▶ [THE TASK]
Below is a listing; write it out exactly and drop any images from it.

▶ [MATERIAL FOR THIS EXERCISE]
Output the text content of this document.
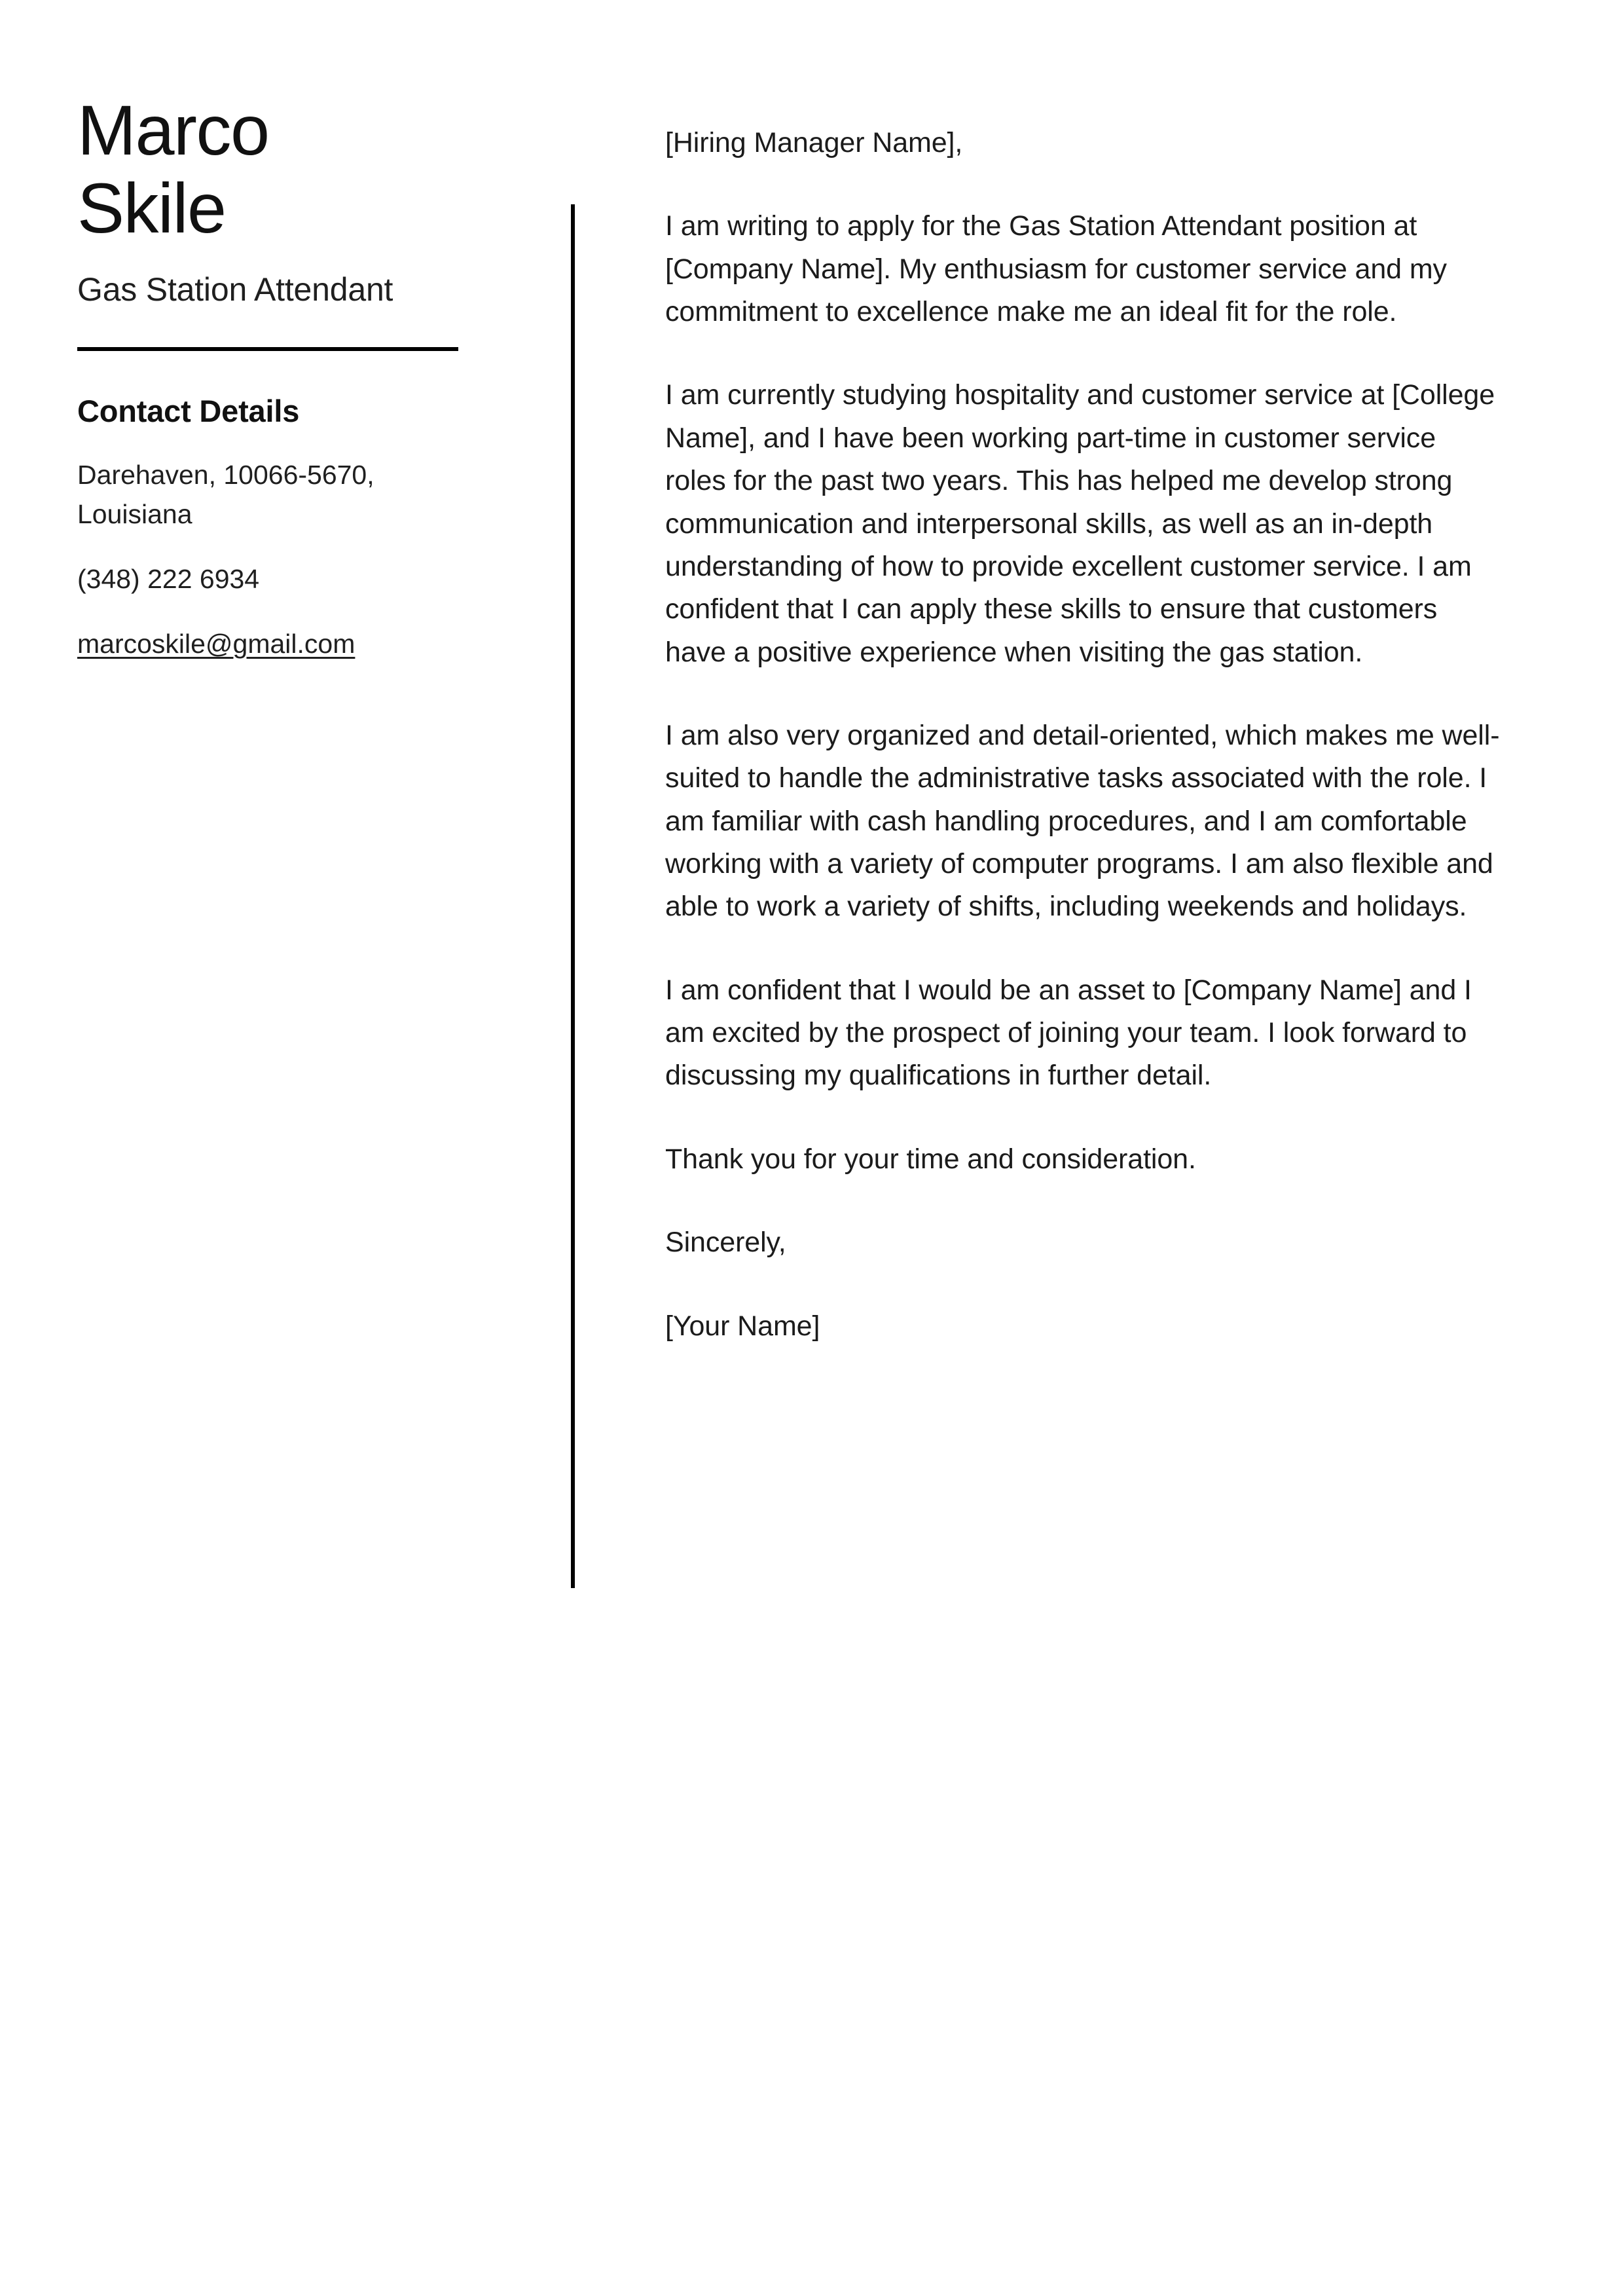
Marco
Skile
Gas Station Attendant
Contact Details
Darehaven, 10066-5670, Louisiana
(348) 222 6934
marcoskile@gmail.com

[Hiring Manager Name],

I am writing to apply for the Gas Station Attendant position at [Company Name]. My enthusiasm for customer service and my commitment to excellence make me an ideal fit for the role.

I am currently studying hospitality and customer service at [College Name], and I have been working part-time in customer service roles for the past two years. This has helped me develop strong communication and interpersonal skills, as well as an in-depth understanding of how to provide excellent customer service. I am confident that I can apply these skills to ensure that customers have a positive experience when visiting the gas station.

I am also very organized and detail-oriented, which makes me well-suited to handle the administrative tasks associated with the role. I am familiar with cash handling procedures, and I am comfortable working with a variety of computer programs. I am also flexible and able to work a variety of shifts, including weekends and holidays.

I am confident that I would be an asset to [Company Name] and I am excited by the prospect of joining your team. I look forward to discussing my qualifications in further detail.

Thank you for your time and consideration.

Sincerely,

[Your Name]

▶ [SOLUTION]
Output the text content of this document.
Marco
Skile
Gas Station Attendant
Contact Details
Darehaven, 10066-5670, Louisiana
(348) 222 6934
marcoskile@gmail.com

[Hiring Manager Name],

I am writing to apply for the Gas Station Attendant position at [Company Name]. My enthusiasm for customer service and my commitment to excellence make me an ideal fit for the role.

I am currently studying hospitality and customer service at [College Name], and I have been working part-time in customer service roles for the past two years. This has helped me develop strong communication and interpersonal skills, as well as an in-depth understanding of how to provide excellent customer service. I am confident that I can apply these skills to ensure that customers have a positive experience when visiting the gas station.

I am also very organized and detail-oriented, which makes me well-suited to handle the administrative tasks associated with the role. I am familiar with cash handling procedures, and I am comfortable working with a variety of computer programs. I am also flexible and able to work a variety of shifts, including weekends and holidays.

I am confident that I would be an asset to [Company Name] and I am excited by the prospect of joining your team. I look forward to discussing my qualifications in further detail.

Thank you for your time and consideration.

Sincerely,

[Your Name]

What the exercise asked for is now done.